— START Provided data —

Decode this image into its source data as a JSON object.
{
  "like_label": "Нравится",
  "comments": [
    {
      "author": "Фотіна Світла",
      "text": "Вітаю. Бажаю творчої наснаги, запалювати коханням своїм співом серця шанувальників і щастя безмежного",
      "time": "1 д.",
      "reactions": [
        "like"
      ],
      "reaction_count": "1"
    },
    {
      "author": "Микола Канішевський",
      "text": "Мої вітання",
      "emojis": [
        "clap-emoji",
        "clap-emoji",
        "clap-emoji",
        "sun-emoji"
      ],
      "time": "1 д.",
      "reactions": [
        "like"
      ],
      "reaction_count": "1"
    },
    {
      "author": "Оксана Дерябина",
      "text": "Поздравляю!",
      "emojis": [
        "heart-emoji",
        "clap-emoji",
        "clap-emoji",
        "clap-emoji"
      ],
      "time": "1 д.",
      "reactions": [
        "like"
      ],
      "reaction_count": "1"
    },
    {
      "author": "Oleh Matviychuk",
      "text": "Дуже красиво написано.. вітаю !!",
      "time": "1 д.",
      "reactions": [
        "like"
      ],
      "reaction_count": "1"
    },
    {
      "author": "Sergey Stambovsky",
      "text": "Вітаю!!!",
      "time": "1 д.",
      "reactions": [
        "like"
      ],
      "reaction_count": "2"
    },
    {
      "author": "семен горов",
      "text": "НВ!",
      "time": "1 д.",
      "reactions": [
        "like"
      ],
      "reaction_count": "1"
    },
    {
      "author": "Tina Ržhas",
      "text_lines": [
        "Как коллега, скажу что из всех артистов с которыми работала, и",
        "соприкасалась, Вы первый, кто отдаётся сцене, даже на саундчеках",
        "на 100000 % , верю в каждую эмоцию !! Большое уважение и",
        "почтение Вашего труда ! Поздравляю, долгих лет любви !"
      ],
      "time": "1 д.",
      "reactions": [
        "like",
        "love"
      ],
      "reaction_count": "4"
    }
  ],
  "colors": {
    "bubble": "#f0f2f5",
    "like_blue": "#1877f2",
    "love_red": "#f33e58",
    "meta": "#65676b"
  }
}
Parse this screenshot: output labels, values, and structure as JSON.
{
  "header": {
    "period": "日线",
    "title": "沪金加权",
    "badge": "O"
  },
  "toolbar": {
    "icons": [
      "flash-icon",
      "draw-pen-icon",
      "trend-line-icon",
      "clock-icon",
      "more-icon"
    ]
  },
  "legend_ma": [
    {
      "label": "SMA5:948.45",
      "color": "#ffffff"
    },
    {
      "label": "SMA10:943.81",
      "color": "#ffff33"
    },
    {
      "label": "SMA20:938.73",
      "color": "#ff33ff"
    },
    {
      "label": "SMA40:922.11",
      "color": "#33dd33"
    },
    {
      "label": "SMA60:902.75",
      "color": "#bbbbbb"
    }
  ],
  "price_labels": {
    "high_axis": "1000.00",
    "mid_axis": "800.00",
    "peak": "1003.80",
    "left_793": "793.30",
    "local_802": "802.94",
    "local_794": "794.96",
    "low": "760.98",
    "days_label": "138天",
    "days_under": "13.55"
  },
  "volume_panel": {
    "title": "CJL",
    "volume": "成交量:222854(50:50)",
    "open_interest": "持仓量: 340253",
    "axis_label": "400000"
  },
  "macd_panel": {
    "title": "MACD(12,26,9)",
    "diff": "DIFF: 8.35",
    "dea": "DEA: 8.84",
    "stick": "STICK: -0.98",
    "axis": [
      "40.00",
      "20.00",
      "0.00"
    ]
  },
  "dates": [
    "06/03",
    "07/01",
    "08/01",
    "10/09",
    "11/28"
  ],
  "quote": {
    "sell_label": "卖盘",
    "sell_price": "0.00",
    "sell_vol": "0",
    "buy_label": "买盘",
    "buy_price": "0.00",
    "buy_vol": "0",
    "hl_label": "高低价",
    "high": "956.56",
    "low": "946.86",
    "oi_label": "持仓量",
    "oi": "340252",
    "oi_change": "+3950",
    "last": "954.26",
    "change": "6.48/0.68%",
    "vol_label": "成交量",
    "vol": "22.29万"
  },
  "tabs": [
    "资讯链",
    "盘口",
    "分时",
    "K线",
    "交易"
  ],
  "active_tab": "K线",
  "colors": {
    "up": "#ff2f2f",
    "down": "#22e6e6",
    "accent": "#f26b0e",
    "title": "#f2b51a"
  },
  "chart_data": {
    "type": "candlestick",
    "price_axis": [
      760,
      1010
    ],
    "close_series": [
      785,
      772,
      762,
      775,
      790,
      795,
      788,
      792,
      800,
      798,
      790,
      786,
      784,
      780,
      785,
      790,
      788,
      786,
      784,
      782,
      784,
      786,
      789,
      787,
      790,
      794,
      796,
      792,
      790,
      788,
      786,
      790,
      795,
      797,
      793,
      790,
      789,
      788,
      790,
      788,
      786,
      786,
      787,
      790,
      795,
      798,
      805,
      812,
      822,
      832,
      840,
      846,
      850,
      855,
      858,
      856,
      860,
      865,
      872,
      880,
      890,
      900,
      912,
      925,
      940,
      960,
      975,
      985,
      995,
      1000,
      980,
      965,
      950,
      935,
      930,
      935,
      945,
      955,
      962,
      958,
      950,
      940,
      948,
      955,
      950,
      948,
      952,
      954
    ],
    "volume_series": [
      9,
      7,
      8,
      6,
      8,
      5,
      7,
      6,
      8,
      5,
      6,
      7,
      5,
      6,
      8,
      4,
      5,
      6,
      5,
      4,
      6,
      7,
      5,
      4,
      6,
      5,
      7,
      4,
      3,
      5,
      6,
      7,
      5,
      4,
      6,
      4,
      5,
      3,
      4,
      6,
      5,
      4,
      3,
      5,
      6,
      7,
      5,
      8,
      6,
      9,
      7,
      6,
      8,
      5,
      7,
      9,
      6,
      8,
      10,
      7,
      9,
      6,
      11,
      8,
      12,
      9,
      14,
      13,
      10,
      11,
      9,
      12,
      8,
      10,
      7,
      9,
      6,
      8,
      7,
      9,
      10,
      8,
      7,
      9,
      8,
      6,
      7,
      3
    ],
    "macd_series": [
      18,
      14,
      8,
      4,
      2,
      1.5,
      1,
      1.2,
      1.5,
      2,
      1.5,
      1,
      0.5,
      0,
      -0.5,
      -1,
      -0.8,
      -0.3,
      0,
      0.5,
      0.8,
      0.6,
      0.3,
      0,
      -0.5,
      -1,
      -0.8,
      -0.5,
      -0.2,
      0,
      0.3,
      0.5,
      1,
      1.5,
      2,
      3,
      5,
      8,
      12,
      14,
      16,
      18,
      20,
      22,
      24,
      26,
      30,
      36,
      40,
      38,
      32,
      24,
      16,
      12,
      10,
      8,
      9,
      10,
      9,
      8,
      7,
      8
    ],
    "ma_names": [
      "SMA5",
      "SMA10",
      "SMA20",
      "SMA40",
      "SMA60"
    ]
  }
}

— END Provided data —

Exercise: Extract all lines from the data in which "title" is found.

Answer to the problem:
    "title": "沪金加权",
    "title": "CJL",
    "title": "MACD(12,26,9)",
    "title": "#f2b51a"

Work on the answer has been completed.